Restate, word for word, all of the material shown below.

++++ Records to use ++++

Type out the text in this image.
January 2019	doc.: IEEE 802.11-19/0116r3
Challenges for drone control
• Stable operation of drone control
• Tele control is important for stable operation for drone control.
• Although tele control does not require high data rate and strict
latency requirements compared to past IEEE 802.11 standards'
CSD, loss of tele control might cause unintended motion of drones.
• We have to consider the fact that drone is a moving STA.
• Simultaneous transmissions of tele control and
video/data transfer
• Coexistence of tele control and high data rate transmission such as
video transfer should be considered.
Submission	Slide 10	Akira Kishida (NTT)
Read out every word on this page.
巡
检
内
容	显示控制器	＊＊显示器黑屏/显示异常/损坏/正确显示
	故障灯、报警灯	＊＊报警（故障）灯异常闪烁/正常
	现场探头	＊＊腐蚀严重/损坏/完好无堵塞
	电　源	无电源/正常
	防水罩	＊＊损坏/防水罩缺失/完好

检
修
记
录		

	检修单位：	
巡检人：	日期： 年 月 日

++++

- _Full solution_
Type out the text in this image.
January 2019	doc.: IEEE 802.11-19/0116r3
Challenges for drone control
• Stable operation of drone control
• Tele control is important for stable operation for drone control.
• Although tele control does not require high data rate and strict
latency requirements compared to past IEEE 802.11 standards'
CSD, loss of tele control might cause unintended motion of drones.
• We have to consider the fact that drone is a moving STA.
• Simultaneous transmissions of tele control and
video/data transfer
• Coexistence of tele control and high data rate transmission such as
video transfer should be considered.
Submission	Slide 10	Akira Kishida (NTT)
Read out every word on this page.
巡
检
内
容	显示控制器	＊＊显示器黑屏/显示异常/损坏/正确显示
	故障灯、报警灯	＊＊报警（故障）灯异常闪烁/正常
	现场探头	＊＊腐蚀严重/损坏/完好无堵塞
	电　源	无电源/正常
	防水罩	＊＊损坏/防水罩缺失/完好

检
修
记
录		

	检修单位：	
巡检人：	日期： 年 月 日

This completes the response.